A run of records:
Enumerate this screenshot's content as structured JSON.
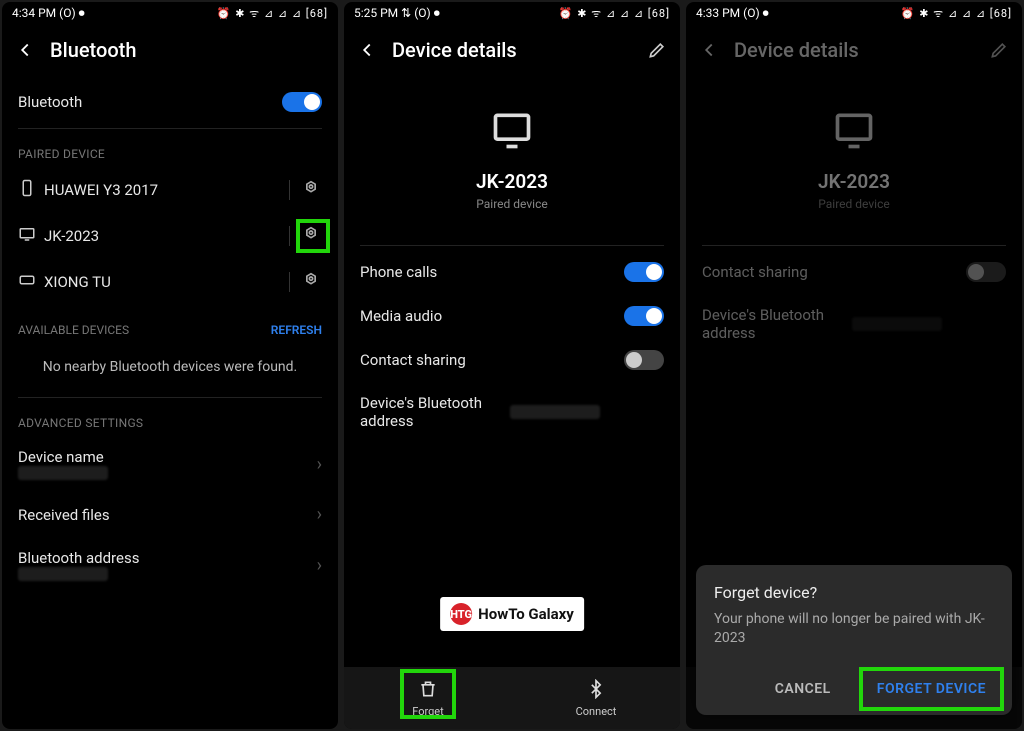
{
  "screen1": {
    "time": "4:34 PM",
    "status_extra": "(O) ⏺",
    "status_right": "⏰ ✱ ᯤ ⊿ ⊿ ⊿ [68]",
    "title": "Bluetooth",
    "bt_label": "Bluetooth",
    "paired_hdr": "PAIRED DEVICE",
    "paired": [
      {
        "name": "HUAWEI Y3 2017",
        "icon": "phone"
      },
      {
        "name": "JK-2023",
        "icon": "display"
      },
      {
        "name": "XIONG TU",
        "icon": "keyboard"
      }
    ],
    "avail_hdr": "AVAILABLE DEVICES",
    "refresh": "REFRESH",
    "empty": "No nearby Bluetooth devices were found.",
    "adv_hdr": "ADVANCED SETTINGS",
    "adv": [
      "Device name",
      "Received files",
      "Bluetooth address"
    ]
  },
  "screen2": {
    "time": "5:25 PM",
    "status_extra": "⇅ (O) ⏺",
    "status_right": "⏰ ✱ ᯤ ⊿ ⊿ ⊿ [68]",
    "title": "Device details",
    "device_name": "JK-2023",
    "device_kind": "Paired device",
    "opts": {
      "phone_calls": "Phone calls",
      "media_audio": "Media audio",
      "contact_sharing": "Contact sharing",
      "bt_addr": "Device's Bluetooth address"
    },
    "forget": "Forget",
    "connect": "Connect",
    "watermark": "HowTo Galaxy"
  },
  "screen3": {
    "time": "4:33 PM",
    "status_extra": "(O) ⏺",
    "status_right": "⏰ ✱ ᯤ ⊿ ⊿ ⊿ [68]",
    "title": "Device details",
    "device_name": "JK-2023",
    "device_kind": "Paired device",
    "contact_sharing": "Contact sharing",
    "bt_addr": "Device's Bluetooth address",
    "dialog_title": "Forget device?",
    "dialog_msg": "Your phone will no longer be paired with JK-2023",
    "cancel": "CANCEL",
    "forget_device": "FORGET DEVICE"
  }
}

* [Exercise]: Transcribe all the lines above exactly, apart from the pictures.

* [Output for this task]:
Enumerate this screenshot's content as structured JSON.
{
  "screen1": {
    "time": "4:34 PM",
    "status_extra": "(O) ⏺",
    "status_right": "⏰ ✱ ᯤ ⊿ ⊿ ⊿ [68]",
    "title": "Bluetooth",
    "bt_label": "Bluetooth",
    "paired_hdr": "PAIRED DEVICE",
    "paired": [
      {
        "name": "HUAWEI Y3 2017",
        "icon": "phone"
      },
      {
        "name": "JK-2023",
        "icon": "display"
      },
      {
        "name": "XIONG TU",
        "icon": "keyboard"
      }
    ],
    "avail_hdr": "AVAILABLE DEVICES",
    "refresh": "REFRESH",
    "empty": "No nearby Bluetooth devices were found.",
    "adv_hdr": "ADVANCED SETTINGS",
    "adv": [
      "Device name",
      "Received files",
      "Bluetooth address"
    ]
  },
  "screen2": {
    "time": "5:25 PM",
    "status_extra": "⇅ (O) ⏺",
    "status_right": "⏰ ✱ ᯤ ⊿ ⊿ ⊿ [68]",
    "title": "Device details",
    "device_name": "JK-2023",
    "device_kind": "Paired device",
    "opts": {
      "phone_calls": "Phone calls",
      "media_audio": "Media audio",
      "contact_sharing": "Contact sharing",
      "bt_addr": "Device's Bluetooth address"
    },
    "forget": "Forget",
    "connect": "Connect",
    "watermark": "HowTo Galaxy"
  },
  "screen3": {
    "time": "4:33 PM",
    "status_extra": "(O) ⏺",
    "status_right": "⏰ ✱ ᯤ ⊿ ⊿ ⊿ [68]",
    "title": "Device details",
    "device_name": "JK-2023",
    "device_kind": "Paired device",
    "contact_sharing": "Contact sharing",
    "bt_addr": "Device's Bluetooth address",
    "dialog_title": "Forget device?",
    "dialog_msg": "Your phone will no longer be paired with JK-2023",
    "cancel": "CANCEL",
    "forget_device": "FORGET DEVICE"
  }
}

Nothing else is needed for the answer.